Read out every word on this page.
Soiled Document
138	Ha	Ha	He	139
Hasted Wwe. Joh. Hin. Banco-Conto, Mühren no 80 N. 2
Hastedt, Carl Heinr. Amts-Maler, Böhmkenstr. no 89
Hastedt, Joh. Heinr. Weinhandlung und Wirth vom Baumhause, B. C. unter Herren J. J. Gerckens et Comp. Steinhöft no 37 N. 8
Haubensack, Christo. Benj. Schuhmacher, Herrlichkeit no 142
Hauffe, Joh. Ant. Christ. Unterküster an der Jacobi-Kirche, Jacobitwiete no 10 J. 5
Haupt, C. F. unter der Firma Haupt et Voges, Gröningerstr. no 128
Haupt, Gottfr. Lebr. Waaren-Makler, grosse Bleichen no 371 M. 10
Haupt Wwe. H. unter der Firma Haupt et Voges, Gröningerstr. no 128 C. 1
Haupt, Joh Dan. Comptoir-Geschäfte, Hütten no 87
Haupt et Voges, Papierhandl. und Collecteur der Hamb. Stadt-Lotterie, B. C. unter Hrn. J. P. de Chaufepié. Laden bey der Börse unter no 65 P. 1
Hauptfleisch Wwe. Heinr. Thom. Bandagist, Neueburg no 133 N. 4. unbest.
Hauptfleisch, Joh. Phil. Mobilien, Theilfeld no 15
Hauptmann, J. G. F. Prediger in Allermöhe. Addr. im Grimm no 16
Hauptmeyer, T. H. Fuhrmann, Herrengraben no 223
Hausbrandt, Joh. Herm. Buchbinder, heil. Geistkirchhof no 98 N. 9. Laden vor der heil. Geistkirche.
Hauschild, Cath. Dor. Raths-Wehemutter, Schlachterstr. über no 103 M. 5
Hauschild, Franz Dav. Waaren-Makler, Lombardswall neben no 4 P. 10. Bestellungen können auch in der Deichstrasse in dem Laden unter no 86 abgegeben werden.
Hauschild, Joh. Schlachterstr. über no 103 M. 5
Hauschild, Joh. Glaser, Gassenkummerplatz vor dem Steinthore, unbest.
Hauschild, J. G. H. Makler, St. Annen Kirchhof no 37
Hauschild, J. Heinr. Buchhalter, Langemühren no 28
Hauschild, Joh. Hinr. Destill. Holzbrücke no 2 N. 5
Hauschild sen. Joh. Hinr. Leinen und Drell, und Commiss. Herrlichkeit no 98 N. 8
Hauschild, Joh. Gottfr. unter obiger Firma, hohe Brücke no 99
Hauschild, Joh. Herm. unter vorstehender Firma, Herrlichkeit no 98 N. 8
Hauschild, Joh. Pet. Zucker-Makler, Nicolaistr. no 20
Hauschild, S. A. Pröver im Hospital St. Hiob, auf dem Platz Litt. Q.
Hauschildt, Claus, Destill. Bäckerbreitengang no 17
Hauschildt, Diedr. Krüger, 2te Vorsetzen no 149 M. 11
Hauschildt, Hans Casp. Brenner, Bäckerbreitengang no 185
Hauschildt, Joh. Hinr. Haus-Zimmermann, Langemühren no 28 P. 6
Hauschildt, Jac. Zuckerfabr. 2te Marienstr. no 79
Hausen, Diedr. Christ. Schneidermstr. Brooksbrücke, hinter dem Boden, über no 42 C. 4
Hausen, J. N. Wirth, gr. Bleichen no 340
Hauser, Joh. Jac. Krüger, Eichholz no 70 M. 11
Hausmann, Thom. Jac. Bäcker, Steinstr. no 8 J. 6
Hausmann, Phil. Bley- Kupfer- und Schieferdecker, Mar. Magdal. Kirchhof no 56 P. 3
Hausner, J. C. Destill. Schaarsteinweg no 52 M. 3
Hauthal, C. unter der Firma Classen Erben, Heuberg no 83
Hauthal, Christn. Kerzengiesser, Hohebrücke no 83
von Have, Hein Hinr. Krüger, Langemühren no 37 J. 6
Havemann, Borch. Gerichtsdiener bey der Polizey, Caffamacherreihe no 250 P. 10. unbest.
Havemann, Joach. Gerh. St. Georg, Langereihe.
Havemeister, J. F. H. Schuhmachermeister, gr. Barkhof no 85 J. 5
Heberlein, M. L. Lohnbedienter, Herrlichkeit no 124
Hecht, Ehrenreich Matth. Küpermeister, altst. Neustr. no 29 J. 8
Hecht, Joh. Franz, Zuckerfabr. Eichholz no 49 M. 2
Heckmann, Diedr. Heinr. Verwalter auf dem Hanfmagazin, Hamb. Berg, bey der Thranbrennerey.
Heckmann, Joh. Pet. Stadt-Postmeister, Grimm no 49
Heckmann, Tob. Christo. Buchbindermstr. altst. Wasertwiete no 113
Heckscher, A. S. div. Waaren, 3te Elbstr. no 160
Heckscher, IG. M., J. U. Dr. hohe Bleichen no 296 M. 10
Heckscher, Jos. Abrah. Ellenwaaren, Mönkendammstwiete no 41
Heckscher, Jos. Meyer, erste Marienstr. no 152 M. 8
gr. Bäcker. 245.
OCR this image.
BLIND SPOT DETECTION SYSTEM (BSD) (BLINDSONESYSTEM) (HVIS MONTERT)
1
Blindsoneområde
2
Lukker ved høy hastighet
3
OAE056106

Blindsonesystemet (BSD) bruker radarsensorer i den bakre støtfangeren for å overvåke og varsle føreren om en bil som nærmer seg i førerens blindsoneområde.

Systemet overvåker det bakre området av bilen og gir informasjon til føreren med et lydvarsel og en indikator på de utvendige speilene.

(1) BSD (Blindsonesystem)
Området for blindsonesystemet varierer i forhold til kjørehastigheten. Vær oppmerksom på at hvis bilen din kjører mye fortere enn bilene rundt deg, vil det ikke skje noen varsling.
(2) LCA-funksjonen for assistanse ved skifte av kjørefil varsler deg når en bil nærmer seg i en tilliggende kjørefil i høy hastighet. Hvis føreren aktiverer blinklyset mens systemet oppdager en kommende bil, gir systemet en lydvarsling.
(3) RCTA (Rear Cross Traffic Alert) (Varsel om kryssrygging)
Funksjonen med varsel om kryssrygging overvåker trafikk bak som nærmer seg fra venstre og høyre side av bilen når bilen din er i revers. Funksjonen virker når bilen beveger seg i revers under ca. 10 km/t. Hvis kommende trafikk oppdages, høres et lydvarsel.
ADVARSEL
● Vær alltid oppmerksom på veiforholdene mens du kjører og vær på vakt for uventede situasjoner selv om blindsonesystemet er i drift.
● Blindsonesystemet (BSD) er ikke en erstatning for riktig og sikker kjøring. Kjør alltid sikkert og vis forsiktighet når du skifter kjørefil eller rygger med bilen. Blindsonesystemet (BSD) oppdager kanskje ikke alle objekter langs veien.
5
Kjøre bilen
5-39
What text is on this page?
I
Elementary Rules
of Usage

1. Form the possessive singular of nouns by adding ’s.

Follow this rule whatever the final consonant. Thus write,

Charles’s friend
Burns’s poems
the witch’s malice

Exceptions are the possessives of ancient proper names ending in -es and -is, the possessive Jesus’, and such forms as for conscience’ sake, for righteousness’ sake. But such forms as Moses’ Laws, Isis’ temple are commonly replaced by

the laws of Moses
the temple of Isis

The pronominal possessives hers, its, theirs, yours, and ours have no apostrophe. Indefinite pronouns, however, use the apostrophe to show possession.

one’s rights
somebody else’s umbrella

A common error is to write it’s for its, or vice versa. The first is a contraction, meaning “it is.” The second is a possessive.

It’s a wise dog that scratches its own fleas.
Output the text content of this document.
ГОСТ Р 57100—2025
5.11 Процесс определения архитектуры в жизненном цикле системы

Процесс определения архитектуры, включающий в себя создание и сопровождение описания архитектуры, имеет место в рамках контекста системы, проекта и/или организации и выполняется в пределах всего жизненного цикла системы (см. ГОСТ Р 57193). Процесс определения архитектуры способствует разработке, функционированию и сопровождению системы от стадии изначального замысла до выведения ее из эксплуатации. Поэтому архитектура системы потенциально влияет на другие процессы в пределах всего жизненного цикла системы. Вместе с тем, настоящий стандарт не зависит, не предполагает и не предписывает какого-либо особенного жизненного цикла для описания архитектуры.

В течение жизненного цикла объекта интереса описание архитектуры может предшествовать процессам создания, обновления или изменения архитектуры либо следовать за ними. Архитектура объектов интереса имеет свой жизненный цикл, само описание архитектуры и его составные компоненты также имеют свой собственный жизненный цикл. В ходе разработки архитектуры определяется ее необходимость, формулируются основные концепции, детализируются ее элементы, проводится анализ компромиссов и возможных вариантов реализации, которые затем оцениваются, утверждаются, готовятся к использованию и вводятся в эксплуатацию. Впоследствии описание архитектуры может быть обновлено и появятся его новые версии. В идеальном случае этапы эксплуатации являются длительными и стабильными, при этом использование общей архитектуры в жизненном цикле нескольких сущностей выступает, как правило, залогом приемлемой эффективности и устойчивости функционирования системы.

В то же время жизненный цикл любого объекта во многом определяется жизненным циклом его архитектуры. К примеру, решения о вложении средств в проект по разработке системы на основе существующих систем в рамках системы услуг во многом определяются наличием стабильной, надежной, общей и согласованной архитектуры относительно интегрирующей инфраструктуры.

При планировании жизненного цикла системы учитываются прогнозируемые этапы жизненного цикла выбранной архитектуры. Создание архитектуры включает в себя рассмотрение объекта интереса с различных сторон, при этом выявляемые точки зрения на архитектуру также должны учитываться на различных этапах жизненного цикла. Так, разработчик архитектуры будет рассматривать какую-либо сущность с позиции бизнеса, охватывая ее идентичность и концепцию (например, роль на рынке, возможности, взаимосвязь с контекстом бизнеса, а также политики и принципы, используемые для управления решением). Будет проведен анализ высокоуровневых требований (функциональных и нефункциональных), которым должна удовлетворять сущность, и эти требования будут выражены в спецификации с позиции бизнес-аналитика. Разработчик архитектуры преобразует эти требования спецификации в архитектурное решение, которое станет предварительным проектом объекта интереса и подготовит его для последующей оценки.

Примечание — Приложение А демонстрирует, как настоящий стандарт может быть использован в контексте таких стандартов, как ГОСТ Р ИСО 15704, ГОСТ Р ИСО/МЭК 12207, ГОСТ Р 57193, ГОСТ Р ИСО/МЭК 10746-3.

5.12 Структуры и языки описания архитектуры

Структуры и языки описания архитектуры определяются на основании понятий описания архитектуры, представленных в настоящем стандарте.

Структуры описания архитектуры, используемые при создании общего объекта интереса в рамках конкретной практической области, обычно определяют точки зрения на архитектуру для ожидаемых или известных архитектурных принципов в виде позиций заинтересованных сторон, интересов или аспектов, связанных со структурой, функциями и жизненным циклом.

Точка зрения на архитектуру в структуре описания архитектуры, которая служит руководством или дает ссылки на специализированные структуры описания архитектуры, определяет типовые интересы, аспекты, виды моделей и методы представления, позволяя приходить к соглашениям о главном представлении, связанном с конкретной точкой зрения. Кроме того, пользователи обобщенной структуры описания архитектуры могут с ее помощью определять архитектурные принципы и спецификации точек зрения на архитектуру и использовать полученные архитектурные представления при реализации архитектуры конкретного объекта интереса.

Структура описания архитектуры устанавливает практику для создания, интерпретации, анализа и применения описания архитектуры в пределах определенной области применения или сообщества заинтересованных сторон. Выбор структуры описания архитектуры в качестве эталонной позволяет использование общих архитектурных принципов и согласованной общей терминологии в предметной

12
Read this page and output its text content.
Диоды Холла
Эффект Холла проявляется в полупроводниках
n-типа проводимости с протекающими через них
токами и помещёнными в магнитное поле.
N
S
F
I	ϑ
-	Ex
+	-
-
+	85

:: Aim ::
Reproduce each line holding the word "Eichholz".

:: Complete answer ::
Hauser, Joh. Jac. Krüger, Eichholz no 70 M. 11
Hecht, Joh. Franz, Zuckerfabr. Eichholz no 49 M. 2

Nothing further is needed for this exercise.